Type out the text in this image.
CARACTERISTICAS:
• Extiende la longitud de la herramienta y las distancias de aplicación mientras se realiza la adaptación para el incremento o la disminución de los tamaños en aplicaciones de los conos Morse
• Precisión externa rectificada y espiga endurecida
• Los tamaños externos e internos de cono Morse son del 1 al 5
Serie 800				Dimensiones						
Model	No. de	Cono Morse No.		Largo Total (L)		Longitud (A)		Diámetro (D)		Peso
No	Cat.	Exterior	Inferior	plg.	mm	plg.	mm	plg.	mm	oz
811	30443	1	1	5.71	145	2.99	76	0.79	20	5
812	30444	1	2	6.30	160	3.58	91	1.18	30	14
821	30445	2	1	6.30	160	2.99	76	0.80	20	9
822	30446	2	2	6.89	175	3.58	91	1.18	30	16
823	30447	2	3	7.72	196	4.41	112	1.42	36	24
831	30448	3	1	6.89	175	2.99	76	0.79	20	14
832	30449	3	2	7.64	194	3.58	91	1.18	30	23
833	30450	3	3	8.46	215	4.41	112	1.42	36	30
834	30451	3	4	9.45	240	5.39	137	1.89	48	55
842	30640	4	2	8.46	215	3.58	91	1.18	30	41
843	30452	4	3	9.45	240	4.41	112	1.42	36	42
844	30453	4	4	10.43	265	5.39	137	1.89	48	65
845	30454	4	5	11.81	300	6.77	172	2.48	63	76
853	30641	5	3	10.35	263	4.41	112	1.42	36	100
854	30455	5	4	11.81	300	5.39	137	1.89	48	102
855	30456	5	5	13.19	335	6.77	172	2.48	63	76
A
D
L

________________

Collect the lines of the records that include the string "tamaños".

WRITTEN ANSWER
• Extiende la longitud de la herramienta y las distancias de aplicación mientras se realiza la adaptación para el incremento o la disminución de los tamaños en aplicaciones de los conos Morse
• Los tamaños externos e internos de cono Morse son del 1 al 5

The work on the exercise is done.